::: Record excerpts :::

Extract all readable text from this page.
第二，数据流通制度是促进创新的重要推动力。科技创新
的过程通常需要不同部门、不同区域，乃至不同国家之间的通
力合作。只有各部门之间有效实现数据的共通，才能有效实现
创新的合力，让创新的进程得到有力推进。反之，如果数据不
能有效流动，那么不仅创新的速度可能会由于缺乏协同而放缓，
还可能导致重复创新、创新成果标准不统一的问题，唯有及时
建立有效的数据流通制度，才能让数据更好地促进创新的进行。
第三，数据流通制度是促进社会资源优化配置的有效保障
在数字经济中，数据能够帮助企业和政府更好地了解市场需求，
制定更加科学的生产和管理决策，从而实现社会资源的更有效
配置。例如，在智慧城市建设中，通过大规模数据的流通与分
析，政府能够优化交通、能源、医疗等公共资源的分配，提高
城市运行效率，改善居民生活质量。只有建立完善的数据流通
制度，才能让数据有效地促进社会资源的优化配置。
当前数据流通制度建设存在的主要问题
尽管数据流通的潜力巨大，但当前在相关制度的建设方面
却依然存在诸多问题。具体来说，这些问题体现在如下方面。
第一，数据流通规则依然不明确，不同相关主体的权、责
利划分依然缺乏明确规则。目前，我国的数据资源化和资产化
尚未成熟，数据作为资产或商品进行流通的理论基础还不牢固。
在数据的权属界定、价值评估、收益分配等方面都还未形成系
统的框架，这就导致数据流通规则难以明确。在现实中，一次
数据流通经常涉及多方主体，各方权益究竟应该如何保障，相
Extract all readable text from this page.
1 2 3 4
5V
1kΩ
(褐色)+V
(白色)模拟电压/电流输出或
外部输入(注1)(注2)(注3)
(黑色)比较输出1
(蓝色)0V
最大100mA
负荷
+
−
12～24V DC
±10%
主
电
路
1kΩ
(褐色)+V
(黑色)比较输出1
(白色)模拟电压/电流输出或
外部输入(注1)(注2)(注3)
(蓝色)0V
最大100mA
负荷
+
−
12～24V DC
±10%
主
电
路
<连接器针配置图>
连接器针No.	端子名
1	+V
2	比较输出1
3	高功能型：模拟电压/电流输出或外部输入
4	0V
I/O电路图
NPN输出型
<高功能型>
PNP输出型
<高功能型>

:::
::: Record excerpts :::

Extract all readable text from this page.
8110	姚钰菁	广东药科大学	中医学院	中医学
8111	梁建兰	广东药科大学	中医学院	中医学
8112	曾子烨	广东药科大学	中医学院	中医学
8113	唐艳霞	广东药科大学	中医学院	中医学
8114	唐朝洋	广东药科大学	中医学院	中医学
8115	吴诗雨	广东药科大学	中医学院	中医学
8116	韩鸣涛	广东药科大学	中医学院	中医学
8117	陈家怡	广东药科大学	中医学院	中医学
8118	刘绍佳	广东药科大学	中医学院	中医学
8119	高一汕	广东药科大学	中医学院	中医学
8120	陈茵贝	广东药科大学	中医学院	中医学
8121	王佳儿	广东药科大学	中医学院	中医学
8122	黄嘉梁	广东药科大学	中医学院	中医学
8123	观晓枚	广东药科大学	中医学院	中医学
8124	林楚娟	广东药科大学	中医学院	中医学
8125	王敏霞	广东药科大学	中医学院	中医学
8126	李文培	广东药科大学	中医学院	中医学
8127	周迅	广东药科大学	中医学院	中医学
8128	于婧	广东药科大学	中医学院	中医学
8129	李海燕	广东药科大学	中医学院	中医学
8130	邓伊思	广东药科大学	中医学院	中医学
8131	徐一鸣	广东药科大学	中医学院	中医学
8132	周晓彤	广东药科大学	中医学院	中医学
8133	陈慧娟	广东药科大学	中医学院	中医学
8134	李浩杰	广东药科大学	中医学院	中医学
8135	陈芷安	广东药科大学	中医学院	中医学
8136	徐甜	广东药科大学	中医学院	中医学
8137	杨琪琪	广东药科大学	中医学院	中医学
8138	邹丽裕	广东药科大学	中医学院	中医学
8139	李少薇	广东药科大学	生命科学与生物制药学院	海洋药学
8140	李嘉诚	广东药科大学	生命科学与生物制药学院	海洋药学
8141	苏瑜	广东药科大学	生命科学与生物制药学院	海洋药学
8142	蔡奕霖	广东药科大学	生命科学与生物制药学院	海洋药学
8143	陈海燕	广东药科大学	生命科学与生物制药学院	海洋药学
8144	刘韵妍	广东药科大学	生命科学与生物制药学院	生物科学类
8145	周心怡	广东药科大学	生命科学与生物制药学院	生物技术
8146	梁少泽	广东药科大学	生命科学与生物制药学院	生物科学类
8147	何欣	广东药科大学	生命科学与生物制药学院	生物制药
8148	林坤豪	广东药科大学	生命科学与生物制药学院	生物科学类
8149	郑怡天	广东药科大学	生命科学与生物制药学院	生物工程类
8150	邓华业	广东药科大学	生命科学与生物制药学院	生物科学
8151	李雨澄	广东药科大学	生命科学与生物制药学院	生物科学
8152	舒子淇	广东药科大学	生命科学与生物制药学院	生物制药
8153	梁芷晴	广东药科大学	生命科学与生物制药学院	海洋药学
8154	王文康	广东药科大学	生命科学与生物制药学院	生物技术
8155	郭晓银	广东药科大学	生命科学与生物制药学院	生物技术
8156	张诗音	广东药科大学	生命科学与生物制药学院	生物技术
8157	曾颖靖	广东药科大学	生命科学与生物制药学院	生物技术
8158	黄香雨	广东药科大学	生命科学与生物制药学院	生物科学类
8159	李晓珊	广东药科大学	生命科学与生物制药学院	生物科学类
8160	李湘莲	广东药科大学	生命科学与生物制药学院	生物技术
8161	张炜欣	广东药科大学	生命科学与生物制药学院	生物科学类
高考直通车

:::

Directive:
Check each line of the data above for the word "海洋药学", then state how many lines have it. Give the number alone.

Written reply:
6